-- Begin Supplied information --

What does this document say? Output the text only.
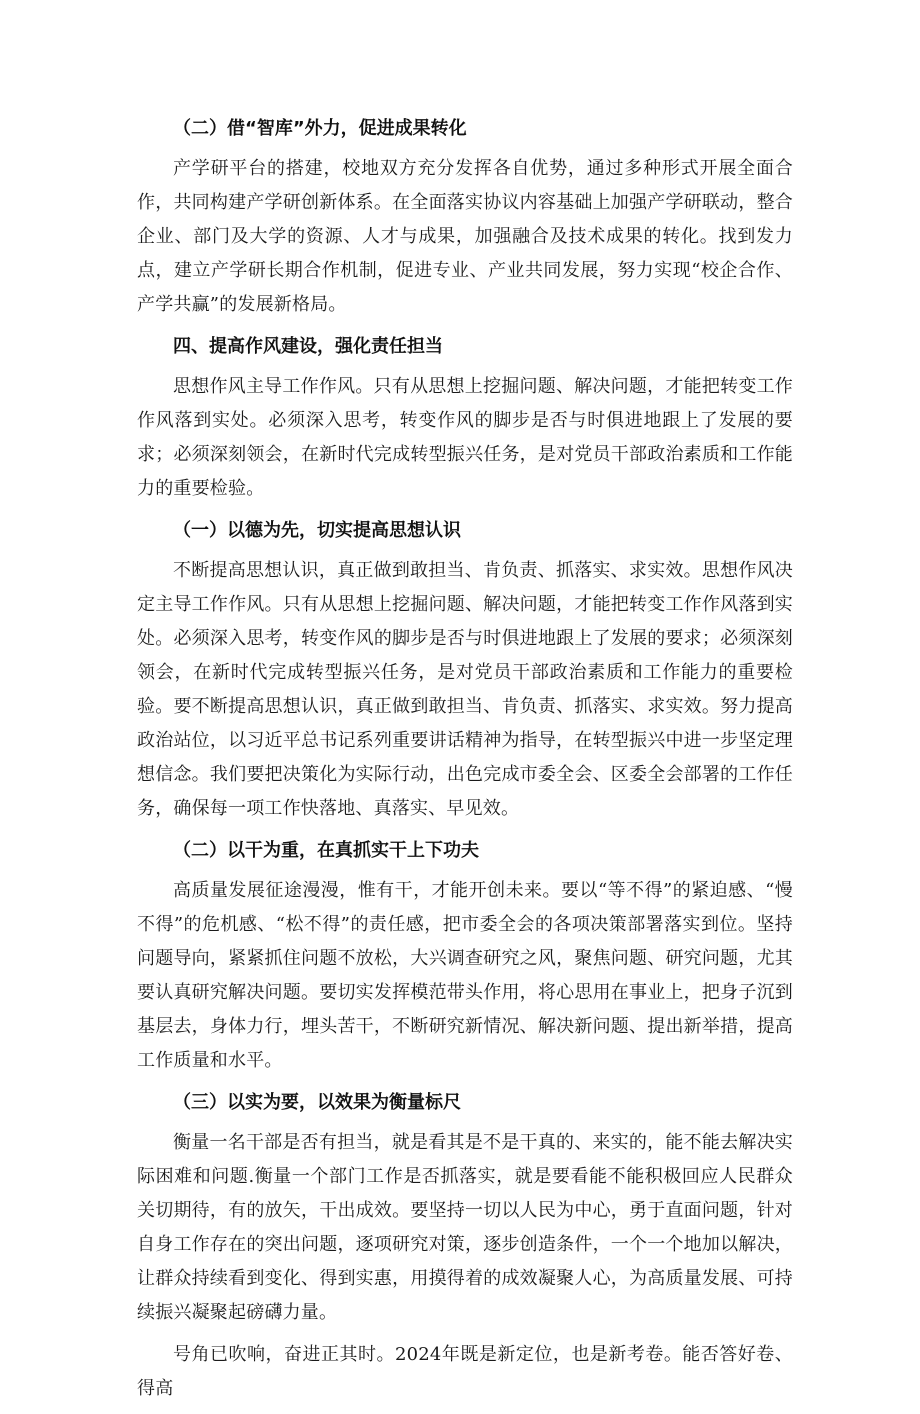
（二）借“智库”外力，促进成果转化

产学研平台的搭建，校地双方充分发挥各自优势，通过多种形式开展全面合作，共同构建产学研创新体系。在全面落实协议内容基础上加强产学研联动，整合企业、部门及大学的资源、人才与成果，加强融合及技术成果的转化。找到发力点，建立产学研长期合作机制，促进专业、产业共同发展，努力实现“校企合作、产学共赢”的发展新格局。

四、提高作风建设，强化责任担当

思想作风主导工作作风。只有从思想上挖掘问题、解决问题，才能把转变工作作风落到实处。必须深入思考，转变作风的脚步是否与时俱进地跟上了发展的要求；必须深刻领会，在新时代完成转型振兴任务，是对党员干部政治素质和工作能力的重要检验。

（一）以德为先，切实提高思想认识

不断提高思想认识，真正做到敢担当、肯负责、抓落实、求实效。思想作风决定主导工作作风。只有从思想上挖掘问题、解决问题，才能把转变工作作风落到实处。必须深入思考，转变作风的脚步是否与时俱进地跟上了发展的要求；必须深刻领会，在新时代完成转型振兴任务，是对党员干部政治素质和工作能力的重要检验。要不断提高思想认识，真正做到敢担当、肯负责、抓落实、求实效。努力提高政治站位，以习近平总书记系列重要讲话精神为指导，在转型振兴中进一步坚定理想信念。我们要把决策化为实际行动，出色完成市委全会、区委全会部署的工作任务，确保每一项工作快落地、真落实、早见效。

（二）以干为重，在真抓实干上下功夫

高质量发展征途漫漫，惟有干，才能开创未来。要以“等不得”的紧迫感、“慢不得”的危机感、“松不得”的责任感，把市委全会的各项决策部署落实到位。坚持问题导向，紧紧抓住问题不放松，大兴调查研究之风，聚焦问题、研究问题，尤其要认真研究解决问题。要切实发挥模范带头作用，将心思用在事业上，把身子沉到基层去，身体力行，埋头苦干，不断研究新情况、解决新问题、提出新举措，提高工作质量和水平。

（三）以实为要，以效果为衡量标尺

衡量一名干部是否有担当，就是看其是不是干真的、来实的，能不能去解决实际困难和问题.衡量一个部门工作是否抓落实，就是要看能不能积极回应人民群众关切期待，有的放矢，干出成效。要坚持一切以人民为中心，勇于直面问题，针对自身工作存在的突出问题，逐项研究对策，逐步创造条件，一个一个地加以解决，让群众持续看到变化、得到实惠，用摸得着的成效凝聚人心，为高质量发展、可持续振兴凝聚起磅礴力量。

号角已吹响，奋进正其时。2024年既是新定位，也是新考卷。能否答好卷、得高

-- End Supplied information --

Requirements | Repeat the material above verbatim, with no pictures in the output.

Result of this exercise |
What does this document say? Output the text only.
（二）借“智库”外力，促进成果转化

产学研平台的搭建，校地双方充分发挥各自优势，通过多种形式开展全面合作，共同构建产学研创新体系。在全面落实协议内容基础上加强产学研联动，整合企业、部门及大学的资源、人才与成果，加强融合及技术成果的转化。找到发力点，建立产学研长期合作机制，促进专业、产业共同发展，努力实现“校企合作、产学共赢”的发展新格局。

四、提高作风建设，强化责任担当

思想作风主导工作作风。只有从思想上挖掘问题、解决问题，才能把转变工作作风落到实处。必须深入思考，转变作风的脚步是否与时俱进地跟上了发展的要求；必须深刻领会，在新时代完成转型振兴任务，是对党员干部政治素质和工作能力的重要检验。

（一）以德为先，切实提高思想认识

不断提高思想认识，真正做到敢担当、肯负责、抓落实、求实效。思想作风决定主导工作作风。只有从思想上挖掘问题、解决问题，才能把转变工作作风落到实处。必须深入思考，转变作风的脚步是否与时俱进地跟上了发展的要求；必须深刻领会，在新时代完成转型振兴任务，是对党员干部政治素质和工作能力的重要检验。要不断提高思想认识，真正做到敢担当、肯负责、抓落实、求实效。努力提高政治站位，以习近平总书记系列重要讲话精神为指导，在转型振兴中进一步坚定理想信念。我们要把决策化为实际行动，出色完成市委全会、区委全会部署的工作任务，确保每一项工作快落地、真落实、早见效。

（二）以干为重，在真抓实干上下功夫

高质量发展征途漫漫，惟有干，才能开创未来。要以“等不得”的紧迫感、“慢不得”的危机感、“松不得”的责任感，把市委全会的各项决策部署落实到位。坚持问题导向，紧紧抓住问题不放松，大兴调查研究之风，聚焦问题、研究问题，尤其要认真研究解决问题。要切实发挥模范带头作用，将心思用在事业上，把身子沉到基层去，身体力行，埋头苦干，不断研究新情况、解决新问题、提出新举措，提高工作质量和水平。

（三）以实为要，以效果为衡量标尺

衡量一名干部是否有担当，就是看其是不是干真的、来实的，能不能去解决实际困难和问题.衡量一个部门工作是否抓落实，就是要看能不能积极回应人民群众关切期待，有的放矢，干出成效。要坚持一切以人民为中心，勇于直面问题，针对自身工作存在的突出问题，逐项研究对策，逐步创造条件，一个一个地加以解决，让群众持续看到变化、得到实惠，用摸得着的成效凝聚人心，为高质量发展、可持续振兴凝聚起磅礴力量。

号角已吹响，奋进正其时。2024年既是新定位，也是新考卷。能否答好卷、得高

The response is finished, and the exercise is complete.